▶ [DATA SHOWN]:
* * * * * * *

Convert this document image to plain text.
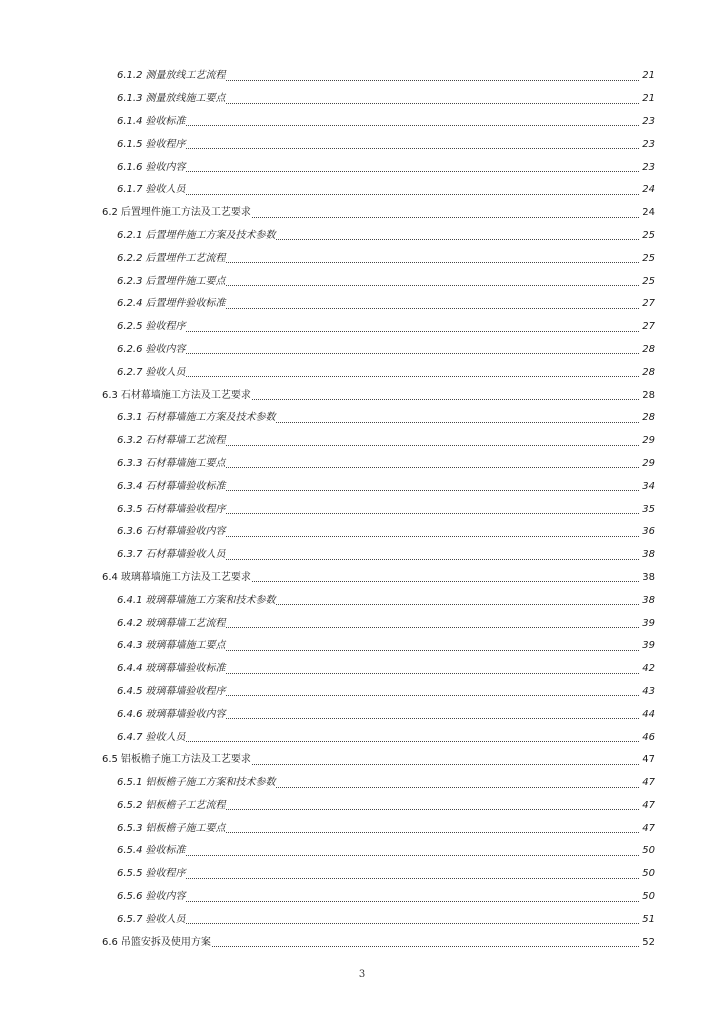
6.1.2 测量放线工艺流程	21
6.1.3 测量放线施工要点	21
6.1.4 验收标准	23
6.1.5 验收程序	23
6.1.6 验收内容	23
6.1.7 验收人员	24
6.2 后置埋件施工方法及工艺要求	24
6.2.1 后置埋件施工方案及技术参数	25
6.2.2 后置埋件工艺流程	25
6.2.3 后置埋件施工要点	25
6.2.4 后置埋件验收标准	27
6.2.5 验收程序	27
6.2.6 验收内容	28
6.2.7 验收人员	28
6.3 石材幕墙施工方法及工艺要求	28
6.3.1 石材幕墙施工方案及技术参数	28
6.3.2 石材幕墙工艺流程	29
6.3.3 石材幕墙施工要点	29
6.3.4 石材幕墙验收标准	34
6.3.5 石材幕墙验收程序	35
6.3.6 石材幕墙验收内容	36
6.3.7 石材幕墙验收人员	38
6.4 玻璃幕墙施工方法及工艺要求	38
6.4.1 玻璃幕墙施工方案和技术参数	38
6.4.2 玻璃幕墙工艺流程	39
6.4.3 玻璃幕墙施工要点	39
6.4.4 玻璃幕墙验收标准	42
6.4.5 玻璃幕墙验收程序	43
6.4.6 玻璃幕墙验收内容	44
6.4.7 验收人员	46
6.5 铝板檐子施工方法及工艺要求	47
6.5.1 铝板檐子施工方案和技术参数	47
6.5.2 铝板檐子工艺流程	47
6.5.3 铝板檐子施工要点	47
6.5.4 验收标准	50
6.5.5 验收程序	50
6.5.6 验收内容	50
6.5.7 验收人员	51
6.6 吊篮安拆及使用方案	52
3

* * * * * * *

▶ [EXERCISE REQUIREMENTS]: Transcribe the records above exactly as they appear, leaving out any pictures.

▶ [ANSWER TO THE EXERCISE]:
Convert this document image to plain text.
6.1.2 测量放线工艺流程	21
6.1.3 测量放线施工要点	21
6.1.4 验收标准	23
6.1.5 验收程序	23
6.1.6 验收内容	23
6.1.7 验收人员	24
6.2 后置埋件施工方法及工艺要求	24
6.2.1 后置埋件施工方案及技术参数	25
6.2.2 后置埋件工艺流程	25
6.2.3 后置埋件施工要点	25
6.2.4 后置埋件验收标准	27
6.2.5 验收程序	27
6.2.6 验收内容	28
6.2.7 验收人员	28
6.3 石材幕墙施工方法及工艺要求	28
6.3.1 石材幕墙施工方案及技术参数	28
6.3.2 石材幕墙工艺流程	29
6.3.3 石材幕墙施工要点	29
6.3.4 石材幕墙验收标准	34
6.3.5 石材幕墙验收程序	35
6.3.6 石材幕墙验收内容	36
6.3.7 石材幕墙验收人员	38
6.4 玻璃幕墙施工方法及工艺要求	38
6.4.1 玻璃幕墙施工方案和技术参数	38
6.4.2 玻璃幕墙工艺流程	39
6.4.3 玻璃幕墙施工要点	39
6.4.4 玻璃幕墙验收标准	42
6.4.5 玻璃幕墙验收程序	43
6.4.6 玻璃幕墙验收内容	44
6.4.7 验收人员	46
6.5 铝板檐子施工方法及工艺要求	47
6.5.1 铝板檐子施工方案和技术参数	47
6.5.2 铝板檐子工艺流程	47
6.5.3 铝板檐子施工要点	47
6.5.4 验收标准	50
6.5.5 验收程序	50
6.5.6 验收内容	50
6.5.7 验收人员	51
6.6 吊篮安拆及使用方案	52
3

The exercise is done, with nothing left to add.